Filter these entries so that only lines with the word "icon" remain.

- - - - -

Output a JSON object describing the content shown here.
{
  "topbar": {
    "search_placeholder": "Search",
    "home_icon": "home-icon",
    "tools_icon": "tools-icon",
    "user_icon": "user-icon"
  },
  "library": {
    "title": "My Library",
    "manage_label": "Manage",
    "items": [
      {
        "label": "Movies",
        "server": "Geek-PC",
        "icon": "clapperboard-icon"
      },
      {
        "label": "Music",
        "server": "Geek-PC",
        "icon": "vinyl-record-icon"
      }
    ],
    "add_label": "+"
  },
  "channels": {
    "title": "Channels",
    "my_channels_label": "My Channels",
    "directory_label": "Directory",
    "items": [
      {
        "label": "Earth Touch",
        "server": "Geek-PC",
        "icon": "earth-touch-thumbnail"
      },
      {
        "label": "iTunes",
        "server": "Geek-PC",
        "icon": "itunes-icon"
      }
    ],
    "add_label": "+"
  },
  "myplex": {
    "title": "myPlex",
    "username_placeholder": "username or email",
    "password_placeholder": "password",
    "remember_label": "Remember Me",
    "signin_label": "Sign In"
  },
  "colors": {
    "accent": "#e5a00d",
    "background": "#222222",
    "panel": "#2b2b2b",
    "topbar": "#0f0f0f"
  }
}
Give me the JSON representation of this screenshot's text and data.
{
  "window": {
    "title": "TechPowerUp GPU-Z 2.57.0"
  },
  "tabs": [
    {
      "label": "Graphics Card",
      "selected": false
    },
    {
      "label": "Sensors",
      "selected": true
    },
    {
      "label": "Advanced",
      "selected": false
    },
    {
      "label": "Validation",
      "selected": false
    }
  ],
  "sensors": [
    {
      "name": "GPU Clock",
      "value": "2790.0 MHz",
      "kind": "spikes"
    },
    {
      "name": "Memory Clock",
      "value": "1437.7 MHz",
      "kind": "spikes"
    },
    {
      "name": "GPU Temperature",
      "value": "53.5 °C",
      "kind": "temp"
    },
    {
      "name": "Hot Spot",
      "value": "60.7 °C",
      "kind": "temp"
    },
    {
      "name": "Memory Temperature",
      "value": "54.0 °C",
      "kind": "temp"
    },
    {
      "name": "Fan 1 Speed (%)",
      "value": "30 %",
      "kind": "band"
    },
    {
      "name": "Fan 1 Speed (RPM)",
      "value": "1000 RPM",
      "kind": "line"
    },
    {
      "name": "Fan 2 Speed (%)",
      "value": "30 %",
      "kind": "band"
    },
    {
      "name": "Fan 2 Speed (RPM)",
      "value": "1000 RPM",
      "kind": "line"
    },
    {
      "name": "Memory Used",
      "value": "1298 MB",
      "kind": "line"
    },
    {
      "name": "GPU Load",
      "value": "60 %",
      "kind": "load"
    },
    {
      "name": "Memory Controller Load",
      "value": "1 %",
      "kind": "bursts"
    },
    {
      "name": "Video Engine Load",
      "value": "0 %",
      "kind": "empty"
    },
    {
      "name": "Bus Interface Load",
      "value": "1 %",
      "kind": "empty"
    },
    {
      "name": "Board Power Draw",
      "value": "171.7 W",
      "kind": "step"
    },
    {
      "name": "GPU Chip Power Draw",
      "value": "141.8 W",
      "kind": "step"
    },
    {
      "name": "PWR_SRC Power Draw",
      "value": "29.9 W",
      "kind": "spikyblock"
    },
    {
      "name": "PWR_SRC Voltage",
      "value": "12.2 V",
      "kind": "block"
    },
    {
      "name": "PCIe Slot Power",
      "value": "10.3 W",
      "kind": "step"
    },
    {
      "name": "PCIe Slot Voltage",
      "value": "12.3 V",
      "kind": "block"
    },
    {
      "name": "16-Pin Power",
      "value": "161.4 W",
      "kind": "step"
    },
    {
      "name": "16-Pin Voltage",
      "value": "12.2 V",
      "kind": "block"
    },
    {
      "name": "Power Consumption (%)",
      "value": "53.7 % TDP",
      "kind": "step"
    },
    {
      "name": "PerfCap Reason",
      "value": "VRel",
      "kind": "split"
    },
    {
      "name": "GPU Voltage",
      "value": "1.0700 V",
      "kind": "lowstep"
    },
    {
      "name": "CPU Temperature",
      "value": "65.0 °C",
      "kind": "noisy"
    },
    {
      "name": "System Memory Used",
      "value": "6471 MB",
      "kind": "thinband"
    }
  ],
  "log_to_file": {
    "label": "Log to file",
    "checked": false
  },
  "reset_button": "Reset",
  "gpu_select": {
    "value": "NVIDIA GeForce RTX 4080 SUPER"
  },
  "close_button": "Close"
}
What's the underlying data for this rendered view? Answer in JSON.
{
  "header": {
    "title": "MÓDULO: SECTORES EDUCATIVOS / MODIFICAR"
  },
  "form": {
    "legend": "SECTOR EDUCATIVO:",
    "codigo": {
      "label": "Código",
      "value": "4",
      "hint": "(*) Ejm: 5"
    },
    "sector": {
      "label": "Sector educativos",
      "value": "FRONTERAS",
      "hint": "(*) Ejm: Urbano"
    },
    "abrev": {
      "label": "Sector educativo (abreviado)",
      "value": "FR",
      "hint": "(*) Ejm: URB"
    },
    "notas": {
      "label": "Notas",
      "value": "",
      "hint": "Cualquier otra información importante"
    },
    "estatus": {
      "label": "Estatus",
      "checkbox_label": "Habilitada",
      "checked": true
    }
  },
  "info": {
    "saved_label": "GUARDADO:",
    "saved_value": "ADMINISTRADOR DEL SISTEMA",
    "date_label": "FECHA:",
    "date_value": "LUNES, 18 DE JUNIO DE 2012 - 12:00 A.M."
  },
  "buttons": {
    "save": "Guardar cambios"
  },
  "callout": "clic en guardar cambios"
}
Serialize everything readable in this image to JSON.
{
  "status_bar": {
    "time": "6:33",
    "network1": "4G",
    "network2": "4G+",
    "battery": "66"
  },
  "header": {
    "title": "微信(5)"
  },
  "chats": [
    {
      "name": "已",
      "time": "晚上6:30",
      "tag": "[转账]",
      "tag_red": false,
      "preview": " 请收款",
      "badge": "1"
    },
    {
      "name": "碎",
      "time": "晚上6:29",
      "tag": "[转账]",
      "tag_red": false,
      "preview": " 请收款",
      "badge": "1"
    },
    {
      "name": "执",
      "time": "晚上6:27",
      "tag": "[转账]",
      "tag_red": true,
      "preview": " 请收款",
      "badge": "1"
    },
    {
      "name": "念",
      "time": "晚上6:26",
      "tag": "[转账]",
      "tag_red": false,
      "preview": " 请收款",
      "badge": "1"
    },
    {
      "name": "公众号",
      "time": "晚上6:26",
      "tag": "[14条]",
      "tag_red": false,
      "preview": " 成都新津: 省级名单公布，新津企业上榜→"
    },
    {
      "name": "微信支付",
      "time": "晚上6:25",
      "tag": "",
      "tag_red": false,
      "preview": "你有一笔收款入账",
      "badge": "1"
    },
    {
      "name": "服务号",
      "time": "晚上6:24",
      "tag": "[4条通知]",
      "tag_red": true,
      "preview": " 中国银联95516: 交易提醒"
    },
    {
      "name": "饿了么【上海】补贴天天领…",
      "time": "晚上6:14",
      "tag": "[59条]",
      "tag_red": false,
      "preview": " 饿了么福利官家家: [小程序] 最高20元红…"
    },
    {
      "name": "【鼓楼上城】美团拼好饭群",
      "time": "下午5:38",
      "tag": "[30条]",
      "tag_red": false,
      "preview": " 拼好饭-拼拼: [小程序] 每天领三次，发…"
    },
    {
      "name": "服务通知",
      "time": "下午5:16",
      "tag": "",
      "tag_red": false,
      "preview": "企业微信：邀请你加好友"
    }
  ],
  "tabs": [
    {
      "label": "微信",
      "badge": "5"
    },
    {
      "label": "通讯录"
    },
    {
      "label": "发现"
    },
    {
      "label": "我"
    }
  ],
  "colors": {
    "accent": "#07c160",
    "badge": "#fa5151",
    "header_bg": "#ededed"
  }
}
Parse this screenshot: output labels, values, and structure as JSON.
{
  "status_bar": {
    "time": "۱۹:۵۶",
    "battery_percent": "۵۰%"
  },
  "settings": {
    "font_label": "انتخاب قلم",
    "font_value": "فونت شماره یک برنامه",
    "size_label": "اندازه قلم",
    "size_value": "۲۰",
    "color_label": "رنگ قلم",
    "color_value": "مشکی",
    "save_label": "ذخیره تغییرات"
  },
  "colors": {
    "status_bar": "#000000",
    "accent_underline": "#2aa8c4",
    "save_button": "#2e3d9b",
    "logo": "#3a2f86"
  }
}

- - - - -

→ **TASK RESULT**:
    "home_icon": "home-icon",
    "tools_icon": "tools-icon",
    "user_icon": "user-icon"
        "icon": "clapperboard-icon"
        "icon": "vinyl-record-icon"
        "icon": "earth-touch-thumbnail"
        "icon": "itunes-icon"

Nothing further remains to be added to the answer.